— Begin THE DATA —

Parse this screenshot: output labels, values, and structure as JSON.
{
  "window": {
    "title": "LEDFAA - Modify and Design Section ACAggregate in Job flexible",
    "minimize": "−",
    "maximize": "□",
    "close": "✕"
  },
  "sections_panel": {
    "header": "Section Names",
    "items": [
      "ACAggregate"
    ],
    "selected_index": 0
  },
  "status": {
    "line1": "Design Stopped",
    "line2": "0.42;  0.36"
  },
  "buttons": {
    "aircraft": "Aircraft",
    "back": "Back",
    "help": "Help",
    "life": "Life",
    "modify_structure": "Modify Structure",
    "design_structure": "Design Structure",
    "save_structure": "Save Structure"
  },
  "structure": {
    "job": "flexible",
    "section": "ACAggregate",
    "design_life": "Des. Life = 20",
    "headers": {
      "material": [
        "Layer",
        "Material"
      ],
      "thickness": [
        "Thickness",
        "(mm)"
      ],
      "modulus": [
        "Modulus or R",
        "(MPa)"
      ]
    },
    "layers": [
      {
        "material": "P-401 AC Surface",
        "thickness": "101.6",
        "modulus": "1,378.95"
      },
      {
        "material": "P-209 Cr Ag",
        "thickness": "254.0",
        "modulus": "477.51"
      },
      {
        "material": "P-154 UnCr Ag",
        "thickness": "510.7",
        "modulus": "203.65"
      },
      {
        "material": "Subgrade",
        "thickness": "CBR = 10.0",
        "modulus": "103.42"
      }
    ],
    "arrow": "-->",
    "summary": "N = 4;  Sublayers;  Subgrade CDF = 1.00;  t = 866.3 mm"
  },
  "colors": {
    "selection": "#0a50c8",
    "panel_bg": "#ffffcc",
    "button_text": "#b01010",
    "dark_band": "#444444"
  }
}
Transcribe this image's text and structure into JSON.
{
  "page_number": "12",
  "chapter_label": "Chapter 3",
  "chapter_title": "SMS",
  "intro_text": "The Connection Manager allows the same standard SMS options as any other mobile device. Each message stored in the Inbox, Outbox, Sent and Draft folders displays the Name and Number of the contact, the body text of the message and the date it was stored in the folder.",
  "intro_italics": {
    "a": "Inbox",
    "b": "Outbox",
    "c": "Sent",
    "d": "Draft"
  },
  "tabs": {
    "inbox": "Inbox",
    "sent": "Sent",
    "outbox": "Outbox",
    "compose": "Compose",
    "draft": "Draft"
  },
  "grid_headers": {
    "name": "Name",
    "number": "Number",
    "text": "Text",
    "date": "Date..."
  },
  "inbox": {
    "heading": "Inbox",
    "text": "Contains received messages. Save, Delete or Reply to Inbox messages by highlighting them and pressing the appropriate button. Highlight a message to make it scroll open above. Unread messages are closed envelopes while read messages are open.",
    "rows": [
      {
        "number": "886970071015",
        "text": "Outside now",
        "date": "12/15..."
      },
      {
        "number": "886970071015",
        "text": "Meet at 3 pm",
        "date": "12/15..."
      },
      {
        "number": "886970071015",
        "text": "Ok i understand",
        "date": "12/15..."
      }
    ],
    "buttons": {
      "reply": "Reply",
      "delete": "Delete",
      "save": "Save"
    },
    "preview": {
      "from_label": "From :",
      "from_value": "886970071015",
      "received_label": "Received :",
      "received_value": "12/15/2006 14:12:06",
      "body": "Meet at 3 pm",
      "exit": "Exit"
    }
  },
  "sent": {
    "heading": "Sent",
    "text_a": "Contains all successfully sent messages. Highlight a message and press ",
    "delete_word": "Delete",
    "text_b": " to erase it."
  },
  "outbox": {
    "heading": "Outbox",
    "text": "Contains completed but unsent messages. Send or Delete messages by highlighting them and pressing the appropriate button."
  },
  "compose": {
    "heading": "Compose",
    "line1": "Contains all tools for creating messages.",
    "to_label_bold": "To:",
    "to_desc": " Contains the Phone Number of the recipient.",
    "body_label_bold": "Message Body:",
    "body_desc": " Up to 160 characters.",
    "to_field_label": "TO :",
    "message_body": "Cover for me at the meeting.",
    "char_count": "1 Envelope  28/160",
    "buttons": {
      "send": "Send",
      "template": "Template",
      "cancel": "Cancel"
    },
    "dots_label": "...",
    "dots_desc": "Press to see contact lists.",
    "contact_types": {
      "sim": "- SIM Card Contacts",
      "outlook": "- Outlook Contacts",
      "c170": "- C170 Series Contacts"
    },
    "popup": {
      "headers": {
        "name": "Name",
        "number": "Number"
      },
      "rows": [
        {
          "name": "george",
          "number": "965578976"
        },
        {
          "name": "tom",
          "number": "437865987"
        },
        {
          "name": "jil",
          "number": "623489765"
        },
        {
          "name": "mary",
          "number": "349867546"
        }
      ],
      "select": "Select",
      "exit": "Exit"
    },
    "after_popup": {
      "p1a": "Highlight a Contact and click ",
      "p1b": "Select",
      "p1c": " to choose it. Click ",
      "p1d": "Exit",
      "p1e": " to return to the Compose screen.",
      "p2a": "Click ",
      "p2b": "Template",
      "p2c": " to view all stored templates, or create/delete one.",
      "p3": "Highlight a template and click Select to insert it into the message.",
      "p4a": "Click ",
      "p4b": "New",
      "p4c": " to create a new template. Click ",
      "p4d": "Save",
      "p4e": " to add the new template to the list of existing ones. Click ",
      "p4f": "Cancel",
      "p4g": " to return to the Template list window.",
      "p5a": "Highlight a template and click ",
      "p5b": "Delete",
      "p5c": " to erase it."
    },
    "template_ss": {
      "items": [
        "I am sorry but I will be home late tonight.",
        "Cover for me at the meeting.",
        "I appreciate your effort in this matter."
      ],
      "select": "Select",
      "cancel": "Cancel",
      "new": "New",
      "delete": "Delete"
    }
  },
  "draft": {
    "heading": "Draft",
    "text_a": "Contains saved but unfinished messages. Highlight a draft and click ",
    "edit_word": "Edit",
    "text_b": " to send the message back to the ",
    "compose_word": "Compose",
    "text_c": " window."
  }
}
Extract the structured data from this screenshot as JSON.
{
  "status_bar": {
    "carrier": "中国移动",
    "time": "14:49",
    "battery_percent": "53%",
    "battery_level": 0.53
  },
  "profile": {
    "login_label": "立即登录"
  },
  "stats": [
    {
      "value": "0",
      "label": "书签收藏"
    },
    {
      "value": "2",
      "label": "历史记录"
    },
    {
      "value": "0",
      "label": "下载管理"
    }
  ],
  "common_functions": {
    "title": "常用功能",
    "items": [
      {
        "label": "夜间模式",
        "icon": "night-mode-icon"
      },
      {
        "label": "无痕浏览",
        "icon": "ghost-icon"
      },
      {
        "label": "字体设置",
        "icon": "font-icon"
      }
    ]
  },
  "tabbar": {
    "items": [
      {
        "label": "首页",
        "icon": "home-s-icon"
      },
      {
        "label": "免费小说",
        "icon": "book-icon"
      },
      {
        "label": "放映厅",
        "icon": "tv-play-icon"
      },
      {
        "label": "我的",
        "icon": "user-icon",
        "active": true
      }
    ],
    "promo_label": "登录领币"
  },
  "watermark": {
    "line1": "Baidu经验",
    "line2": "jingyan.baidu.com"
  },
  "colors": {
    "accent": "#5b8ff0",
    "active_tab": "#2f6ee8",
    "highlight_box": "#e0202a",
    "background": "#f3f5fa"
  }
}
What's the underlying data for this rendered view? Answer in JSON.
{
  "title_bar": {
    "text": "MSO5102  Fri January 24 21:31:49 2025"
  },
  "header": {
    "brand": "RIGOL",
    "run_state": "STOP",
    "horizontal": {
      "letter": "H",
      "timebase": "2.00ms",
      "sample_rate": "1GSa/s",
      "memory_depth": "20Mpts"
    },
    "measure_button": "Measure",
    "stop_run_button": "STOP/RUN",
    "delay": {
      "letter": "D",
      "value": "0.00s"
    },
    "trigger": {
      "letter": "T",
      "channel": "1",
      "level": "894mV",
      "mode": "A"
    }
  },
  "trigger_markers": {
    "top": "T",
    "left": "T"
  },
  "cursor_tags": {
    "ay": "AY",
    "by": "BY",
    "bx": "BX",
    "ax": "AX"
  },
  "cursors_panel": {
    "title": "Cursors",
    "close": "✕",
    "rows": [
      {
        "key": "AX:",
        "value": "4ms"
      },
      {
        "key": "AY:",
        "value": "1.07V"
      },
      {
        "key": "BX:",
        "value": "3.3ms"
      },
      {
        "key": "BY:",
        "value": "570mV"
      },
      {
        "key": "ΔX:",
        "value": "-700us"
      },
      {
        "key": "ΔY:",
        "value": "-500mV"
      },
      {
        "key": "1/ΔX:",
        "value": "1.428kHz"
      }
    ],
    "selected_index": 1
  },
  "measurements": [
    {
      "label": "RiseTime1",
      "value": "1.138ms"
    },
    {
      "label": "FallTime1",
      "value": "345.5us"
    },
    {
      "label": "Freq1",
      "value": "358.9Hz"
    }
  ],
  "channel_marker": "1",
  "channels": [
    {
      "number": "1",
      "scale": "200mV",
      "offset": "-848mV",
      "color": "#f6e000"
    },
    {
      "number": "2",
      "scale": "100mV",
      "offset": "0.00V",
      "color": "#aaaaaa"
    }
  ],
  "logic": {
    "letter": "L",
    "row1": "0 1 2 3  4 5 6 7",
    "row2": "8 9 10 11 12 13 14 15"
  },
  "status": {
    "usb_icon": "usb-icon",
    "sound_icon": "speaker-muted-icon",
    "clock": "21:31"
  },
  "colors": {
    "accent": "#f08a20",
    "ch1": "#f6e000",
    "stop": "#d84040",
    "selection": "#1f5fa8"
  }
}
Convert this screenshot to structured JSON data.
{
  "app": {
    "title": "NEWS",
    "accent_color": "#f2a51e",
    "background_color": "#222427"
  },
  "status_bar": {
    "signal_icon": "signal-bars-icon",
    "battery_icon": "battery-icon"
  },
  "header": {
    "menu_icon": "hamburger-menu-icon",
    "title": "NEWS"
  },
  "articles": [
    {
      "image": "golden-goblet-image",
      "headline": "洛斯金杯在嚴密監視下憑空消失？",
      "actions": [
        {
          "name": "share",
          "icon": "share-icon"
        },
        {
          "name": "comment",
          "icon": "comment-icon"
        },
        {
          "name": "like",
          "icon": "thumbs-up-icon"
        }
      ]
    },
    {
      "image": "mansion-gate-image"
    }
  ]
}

— End THE DATA —

Write out, word for word, the line containing "Convert this screenshot" and every line after it to the end of the data above.

SOLUTION FOR THIS PROBLEM
Convert this screenshot to structured JSON data.
{
  "app": {
    "title": "NEWS",
    "accent_color": "#f2a51e",
    "background_color": "#222427"
  },
  "status_bar": {
    "signal_icon": "signal-bars-icon",
    "battery_icon": "battery-icon"
  },
  "header": {
    "menu_icon": "hamburger-menu-icon",
    "title": "NEWS"
  },
  "articles": [
    {
      "image": "golden-goblet-image",
      "headline": "洛斯金杯在嚴密監視下憑空消失？",
      "actions": [
        {
          "name": "share",
          "icon": "share-icon"
        },
        {
          "name": "comment",
          "icon": "comment-icon"
        },
        {
          "name": "like",
          "icon": "thumbs-up-icon"
        }
      ]
    },
    {
      "image": "mansion-gate-image"
    }
  ]
}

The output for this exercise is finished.